[BEGIN DATA TO PROCESS]
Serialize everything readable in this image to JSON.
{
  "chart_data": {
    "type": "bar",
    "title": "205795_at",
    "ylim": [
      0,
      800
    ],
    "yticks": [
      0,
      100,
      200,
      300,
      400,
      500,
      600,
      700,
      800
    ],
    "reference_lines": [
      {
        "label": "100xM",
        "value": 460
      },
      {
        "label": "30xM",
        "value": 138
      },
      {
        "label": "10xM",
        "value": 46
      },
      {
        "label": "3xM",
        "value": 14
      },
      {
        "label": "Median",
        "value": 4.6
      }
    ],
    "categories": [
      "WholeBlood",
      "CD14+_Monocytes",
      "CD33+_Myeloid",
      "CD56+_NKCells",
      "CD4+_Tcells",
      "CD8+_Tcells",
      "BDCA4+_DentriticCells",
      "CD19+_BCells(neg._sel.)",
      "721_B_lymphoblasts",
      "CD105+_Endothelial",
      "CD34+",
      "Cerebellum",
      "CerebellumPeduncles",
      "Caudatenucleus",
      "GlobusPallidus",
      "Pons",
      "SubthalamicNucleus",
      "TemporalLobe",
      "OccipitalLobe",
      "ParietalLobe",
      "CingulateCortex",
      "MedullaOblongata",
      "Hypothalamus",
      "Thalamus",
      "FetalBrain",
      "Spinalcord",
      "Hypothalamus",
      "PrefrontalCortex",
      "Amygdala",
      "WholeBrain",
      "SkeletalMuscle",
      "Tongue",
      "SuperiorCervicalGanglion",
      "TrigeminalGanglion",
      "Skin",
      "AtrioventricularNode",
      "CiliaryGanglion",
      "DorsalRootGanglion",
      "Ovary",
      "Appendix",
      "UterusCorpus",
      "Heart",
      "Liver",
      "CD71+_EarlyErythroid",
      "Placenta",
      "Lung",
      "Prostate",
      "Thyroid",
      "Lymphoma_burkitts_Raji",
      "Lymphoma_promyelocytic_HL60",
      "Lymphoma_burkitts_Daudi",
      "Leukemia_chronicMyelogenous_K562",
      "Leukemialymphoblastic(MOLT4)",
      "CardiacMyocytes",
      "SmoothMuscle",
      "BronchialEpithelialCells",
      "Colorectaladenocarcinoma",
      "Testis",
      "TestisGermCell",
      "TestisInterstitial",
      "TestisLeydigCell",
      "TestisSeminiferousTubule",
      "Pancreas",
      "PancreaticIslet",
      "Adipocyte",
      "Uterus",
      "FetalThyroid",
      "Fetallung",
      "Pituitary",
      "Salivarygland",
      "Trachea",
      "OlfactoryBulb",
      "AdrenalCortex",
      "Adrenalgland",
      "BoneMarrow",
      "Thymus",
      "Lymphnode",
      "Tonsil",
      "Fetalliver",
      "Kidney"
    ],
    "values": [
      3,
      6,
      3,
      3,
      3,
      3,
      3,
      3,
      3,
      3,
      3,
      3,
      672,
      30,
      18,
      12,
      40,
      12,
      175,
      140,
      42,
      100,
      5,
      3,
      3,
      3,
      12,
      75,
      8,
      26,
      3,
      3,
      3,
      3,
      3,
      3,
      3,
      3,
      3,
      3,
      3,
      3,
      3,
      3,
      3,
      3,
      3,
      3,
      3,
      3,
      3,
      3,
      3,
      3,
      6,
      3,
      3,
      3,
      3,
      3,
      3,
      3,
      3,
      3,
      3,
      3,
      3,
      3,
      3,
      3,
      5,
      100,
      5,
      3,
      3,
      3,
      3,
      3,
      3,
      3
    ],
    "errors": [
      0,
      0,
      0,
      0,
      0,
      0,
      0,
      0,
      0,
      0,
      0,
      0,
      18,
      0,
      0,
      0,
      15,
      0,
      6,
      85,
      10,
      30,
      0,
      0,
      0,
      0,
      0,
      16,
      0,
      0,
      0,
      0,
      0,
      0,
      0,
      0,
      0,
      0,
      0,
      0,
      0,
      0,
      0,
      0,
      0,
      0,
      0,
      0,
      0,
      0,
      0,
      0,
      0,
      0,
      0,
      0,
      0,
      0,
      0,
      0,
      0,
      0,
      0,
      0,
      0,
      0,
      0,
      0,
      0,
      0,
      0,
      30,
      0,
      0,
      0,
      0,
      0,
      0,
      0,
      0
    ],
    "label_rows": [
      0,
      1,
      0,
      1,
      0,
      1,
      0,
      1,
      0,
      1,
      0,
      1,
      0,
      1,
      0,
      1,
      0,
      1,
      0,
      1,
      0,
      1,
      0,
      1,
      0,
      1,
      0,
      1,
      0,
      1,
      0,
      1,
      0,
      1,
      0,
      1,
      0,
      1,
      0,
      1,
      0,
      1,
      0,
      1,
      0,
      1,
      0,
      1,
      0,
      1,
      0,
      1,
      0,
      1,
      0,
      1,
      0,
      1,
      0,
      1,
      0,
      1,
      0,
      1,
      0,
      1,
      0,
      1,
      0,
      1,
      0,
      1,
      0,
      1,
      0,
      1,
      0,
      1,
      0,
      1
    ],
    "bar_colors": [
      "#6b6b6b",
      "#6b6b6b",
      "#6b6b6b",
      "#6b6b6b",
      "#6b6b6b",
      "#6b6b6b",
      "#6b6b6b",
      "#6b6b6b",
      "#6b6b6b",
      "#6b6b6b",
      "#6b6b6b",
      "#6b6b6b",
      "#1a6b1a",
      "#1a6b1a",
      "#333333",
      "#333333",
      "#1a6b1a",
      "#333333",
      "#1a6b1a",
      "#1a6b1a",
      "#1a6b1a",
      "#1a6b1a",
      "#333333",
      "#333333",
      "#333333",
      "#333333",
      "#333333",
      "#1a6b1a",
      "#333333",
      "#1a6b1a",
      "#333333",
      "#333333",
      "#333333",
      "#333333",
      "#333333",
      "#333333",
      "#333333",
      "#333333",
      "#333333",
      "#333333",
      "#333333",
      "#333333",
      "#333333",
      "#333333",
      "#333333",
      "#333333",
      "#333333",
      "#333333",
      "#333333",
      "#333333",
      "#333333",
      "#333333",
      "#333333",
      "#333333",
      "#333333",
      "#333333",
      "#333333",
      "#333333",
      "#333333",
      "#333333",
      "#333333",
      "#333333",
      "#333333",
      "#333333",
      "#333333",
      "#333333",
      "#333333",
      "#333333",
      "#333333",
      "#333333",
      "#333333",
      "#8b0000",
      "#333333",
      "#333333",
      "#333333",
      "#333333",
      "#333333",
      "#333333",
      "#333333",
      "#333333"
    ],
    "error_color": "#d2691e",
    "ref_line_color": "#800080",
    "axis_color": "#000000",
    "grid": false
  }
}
[END DATA TO PROCESS]
_WHAT THE TASK ASKS_
Each line of the material should be echoed exactly.

_TASK ANSWER_
Serialize everything readable in this image to JSON.
{
  "chart_data": {
    "type": "bar",
    "title": "205795_at",
    "ylim": [
      0,
      800
    ],
    "yticks": [
      0,
      100,
      200,
      300,
      400,
      500,
      600,
      700,
      800
    ],
    "reference_lines": [
      {
        "label": "100xM",
        "value": 460
      },
      {
        "label": "30xM",
        "value": 138
      },
      {
        "label": "10xM",
        "value": 46
      },
      {
        "label": "3xM",
        "value": 14
      },
      {
        "label": "Median",
        "value": 4.6
      }
    ],
    "categories": [
      "WholeBlood",
      "CD14+_Monocytes",
      "CD33+_Myeloid",
      "CD56+_NKCells",
      "CD4+_Tcells",
      "CD8+_Tcells",
      "BDCA4+_DentriticCells",
      "CD19+_BCells(neg._sel.)",
      "721_B_lymphoblasts",
      "CD105+_Endothelial",
      "CD34+",
      "Cerebellum",
      "CerebellumPeduncles",
      "Caudatenucleus",
      "GlobusPallidus",
      "Pons",
      "SubthalamicNucleus",
      "TemporalLobe",
      "OccipitalLobe",
      "ParietalLobe",
      "CingulateCortex",
      "MedullaOblongata",
      "Hypothalamus",
      "Thalamus",
      "FetalBrain",
      "Spinalcord",
      "Hypothalamus",
      "PrefrontalCortex",
      "Amygdala",
      "WholeBrain",
      "SkeletalMuscle",
      "Tongue",
      "SuperiorCervicalGanglion",
      "TrigeminalGanglion",
      "Skin",
      "AtrioventricularNode",
      "CiliaryGanglion",
      "DorsalRootGanglion",
      "Ovary",
      "Appendix",
      "UterusCorpus",
      "Heart",
      "Liver",
      "CD71+_EarlyErythroid",
      "Placenta",
      "Lung",
      "Prostate",
      "Thyroid",
      "Lymphoma_burkitts_Raji",
      "Lymphoma_promyelocytic_HL60",
      "Lymphoma_burkitts_Daudi",
      "Leukemia_chronicMyelogenous_K562",
      "Leukemialymphoblastic(MOLT4)",
      "CardiacMyocytes",
      "SmoothMuscle",
      "BronchialEpithelialCells",
      "Colorectaladenocarcinoma",
      "Testis",
      "TestisGermCell",
      "TestisInterstitial",
      "TestisLeydigCell",
      "TestisSeminiferousTubule",
      "Pancreas",
      "PancreaticIslet",
      "Adipocyte",
      "Uterus",
      "FetalThyroid",
      "Fetallung",
      "Pituitary",
      "Salivarygland",
      "Trachea",
      "OlfactoryBulb",
      "AdrenalCortex",
      "Adrenalgland",
      "BoneMarrow",
      "Thymus",
      "Lymphnode",
      "Tonsil",
      "Fetalliver",
      "Kidney"
    ],
    "values": [
      3,
      6,
      3,
      3,
      3,
      3,
      3,
      3,
      3,
      3,
      3,
      3,
      672,
      30,
      18,
      12,
      40,
      12,
      175,
      140,
      42,
      100,
      5,
      3,
      3,
      3,
      12,
      75,
      8,
      26,
      3,
      3,
      3,
      3,
      3,
      3,
      3,
      3,
      3,
      3,
      3,
      3,
      3,
      3,
      3,
      3,
      3,
      3,
      3,
      3,
      3,
      3,
      3,
      3,
      6,
      3,
      3,
      3,
      3,
      3,
      3,
      3,
      3,
      3,
      3,
      3,
      3,
      3,
      3,
      3,
      5,
      100,
      5,
      3,
      3,
      3,
      3,
      3,
      3,
      3
    ],
    "errors": [
      0,
      0,
      0,
      0,
      0,
      0,
      0,
      0,
      0,
      0,
      0,
      0,
      18,
      0,
      0,
      0,
      15,
      0,
      6,
      85,
      10,
      30,
      0,
      0,
      0,
      0,
      0,
      16,
      0,
      0,
      0,
      0,
      0,
      0,
      0,
      0,
      0,
      0,
      0,
      0,
      0,
      0,
      0,
      0,
      0,
      0,
      0,
      0,
      0,
      0,
      0,
      0,
      0,
      0,
      0,
      0,
      0,
      0,
      0,
      0,
      0,
      0,
      0,
      0,
      0,
      0,
      0,
      0,
      0,
      0,
      0,
      30,
      0,
      0,
      0,
      0,
      0,
      0,
      0,
      0
    ],
    "label_rows": [
      0,
      1,
      0,
      1,
      0,
      1,
      0,
      1,
      0,
      1,
      0,
      1,
      0,
      1,
      0,
      1,
      0,
      1,
      0,
      1,
      0,
      1,
      0,
      1,
      0,
      1,
      0,
      1,
      0,
      1,
      0,
      1,
      0,
      1,
      0,
      1,
      0,
      1,
      0,
      1,
      0,
      1,
      0,
      1,
      0,
      1,
      0,
      1,
      0,
      1,
      0,
      1,
      0,
      1,
      0,
      1,
      0,
      1,
      0,
      1,
      0,
      1,
      0,
      1,
      0,
      1,
      0,
      1,
      0,
      1,
      0,
      1,
      0,
      1,
      0,
      1,
      0,
      1,
      0,
      1
    ],
    "bar_colors": [
      "#6b6b6b",
      "#6b6b6b",
      "#6b6b6b",
      "#6b6b6b",
      "#6b6b6b",
      "#6b6b6b",
      "#6b6b6b",
      "#6b6b6b",
      "#6b6b6b",
      "#6b6b6b",
      "#6b6b6b",
      "#6b6b6b",
      "#1a6b1a",
      "#1a6b1a",
      "#333333",
      "#333333",
      "#1a6b1a",
      "#333333",
      "#1a6b1a",
      "#1a6b1a",
      "#1a6b1a",
      "#1a6b1a",
      "#333333",
      "#333333",
      "#333333",
      "#333333",
      "#333333",
      "#1a6b1a",
      "#333333",
      "#1a6b1a",
      "#333333",
      "#333333",
      "#333333",
      "#333333",
      "#333333",
      "#333333",
      "#333333",
      "#333333",
      "#333333",
      "#333333",
      "#333333",
      "#333333",
      "#333333",
      "#333333",
      "#333333",
      "#333333",
      "#333333",
      "#333333",
      "#333333",
      "#333333",
      "#333333",
      "#333333",
      "#333333",
      "#333333",
      "#333333",
      "#333333",
      "#333333",
      "#333333",
      "#333333",
      "#333333",
      "#333333",
      "#333333",
      "#333333",
      "#333333",
      "#333333",
      "#333333",
      "#333333",
      "#333333",
      "#333333",
      "#333333",
      "#333333",
      "#8b0000",
      "#333333",
      "#333333",
      "#333333",
      "#333333",
      "#333333",
      "#333333",
      "#333333",
      "#333333"
    ],
    "error_color": "#d2691e",
    "ref_line_color": "#800080",
    "axis_color": "#000000",
    "grid": false
  }
}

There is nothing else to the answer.